Supplied data ::

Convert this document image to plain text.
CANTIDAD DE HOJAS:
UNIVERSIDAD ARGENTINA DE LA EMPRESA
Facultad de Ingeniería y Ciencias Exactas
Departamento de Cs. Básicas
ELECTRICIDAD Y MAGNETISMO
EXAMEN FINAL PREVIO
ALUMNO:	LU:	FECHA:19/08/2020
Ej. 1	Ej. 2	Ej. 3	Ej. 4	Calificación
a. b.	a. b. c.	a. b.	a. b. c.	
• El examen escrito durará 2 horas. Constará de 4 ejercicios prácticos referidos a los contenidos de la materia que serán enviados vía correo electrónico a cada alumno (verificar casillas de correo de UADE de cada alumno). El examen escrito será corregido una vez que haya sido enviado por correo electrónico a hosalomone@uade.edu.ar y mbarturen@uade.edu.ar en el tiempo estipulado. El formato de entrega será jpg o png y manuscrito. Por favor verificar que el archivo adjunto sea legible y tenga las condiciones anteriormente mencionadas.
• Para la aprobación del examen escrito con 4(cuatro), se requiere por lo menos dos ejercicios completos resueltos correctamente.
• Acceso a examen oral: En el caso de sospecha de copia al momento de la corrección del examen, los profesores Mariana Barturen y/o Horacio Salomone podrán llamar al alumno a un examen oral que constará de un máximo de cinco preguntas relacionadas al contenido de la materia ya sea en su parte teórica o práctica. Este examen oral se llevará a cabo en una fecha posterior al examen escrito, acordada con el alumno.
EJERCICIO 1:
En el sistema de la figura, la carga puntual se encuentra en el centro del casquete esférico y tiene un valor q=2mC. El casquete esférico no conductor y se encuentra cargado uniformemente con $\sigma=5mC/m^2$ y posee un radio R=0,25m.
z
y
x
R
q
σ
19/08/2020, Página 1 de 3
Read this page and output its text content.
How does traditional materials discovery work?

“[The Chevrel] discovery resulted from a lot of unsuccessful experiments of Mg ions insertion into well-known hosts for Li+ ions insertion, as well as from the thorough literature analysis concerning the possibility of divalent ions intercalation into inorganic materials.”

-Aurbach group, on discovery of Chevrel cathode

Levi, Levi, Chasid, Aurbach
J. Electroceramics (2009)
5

Written instruction :: Quote all of the entries exactly as they appear.

Expected answer ::
Convert this document image to plain text.
CANTIDAD DE HOJAS:
UNIVERSIDAD ARGENTINA DE LA EMPRESA
Facultad de Ingeniería y Ciencias Exactas
Departamento de Cs. Básicas
ELECTRICIDAD Y MAGNETISMO
EXAMEN FINAL PREVIO
ALUMNO:	LU:	FECHA:19/08/2020
Ej. 1	Ej. 2	Ej. 3	Ej. 4	Calificación
a. b.	a. b. c.	a. b.	a. b. c.	
• El examen escrito durará 2 horas. Constará de 4 ejercicios prácticos referidos a los contenidos de la materia que serán enviados vía correo electrónico a cada alumno (verificar casillas de correo de UADE de cada alumno). El examen escrito será corregido una vez que haya sido enviado por correo electrónico a hosalomone@uade.edu.ar y mbarturen@uade.edu.ar en el tiempo estipulado. El formato de entrega será jpg o png y manuscrito. Por favor verificar que el archivo adjunto sea legible y tenga las condiciones anteriormente mencionadas.
• Para la aprobación del examen escrito con 4(cuatro), se requiere por lo menos dos ejercicios completos resueltos correctamente.
• Acceso a examen oral: En el caso de sospecha de copia al momento de la corrección del examen, los profesores Mariana Barturen y/o Horacio Salomone podrán llamar al alumno a un examen oral que constará de un máximo de cinco preguntas relacionadas al contenido de la materia ya sea en su parte teórica o práctica. Este examen oral se llevará a cabo en una fecha posterior al examen escrito, acordada con el alumno.
EJERCICIO 1:
En el sistema de la figura, la carga puntual se encuentra en el centro del casquete esférico y tiene un valor q=2mC. El casquete esférico no conductor y se encuentra cargado uniformemente con $\sigma=5mC/m^2$ y posee un radio R=0,25m.
z
y
x
R
q
σ
19/08/2020, Página 1 de 3
Read this page and output its text content.
How does traditional materials discovery work?

“[The Chevrel] discovery resulted from a lot of unsuccessful experiments of Mg ions insertion into well-known hosts for Li+ ions insertion, as well as from the thorough literature analysis concerning the possibility of divalent ions intercalation into inorganic materials.”

-Aurbach group, on discovery of Chevrel cathode

Levi, Levi, Chasid, Aurbach
J. Electroceramics (2009)
5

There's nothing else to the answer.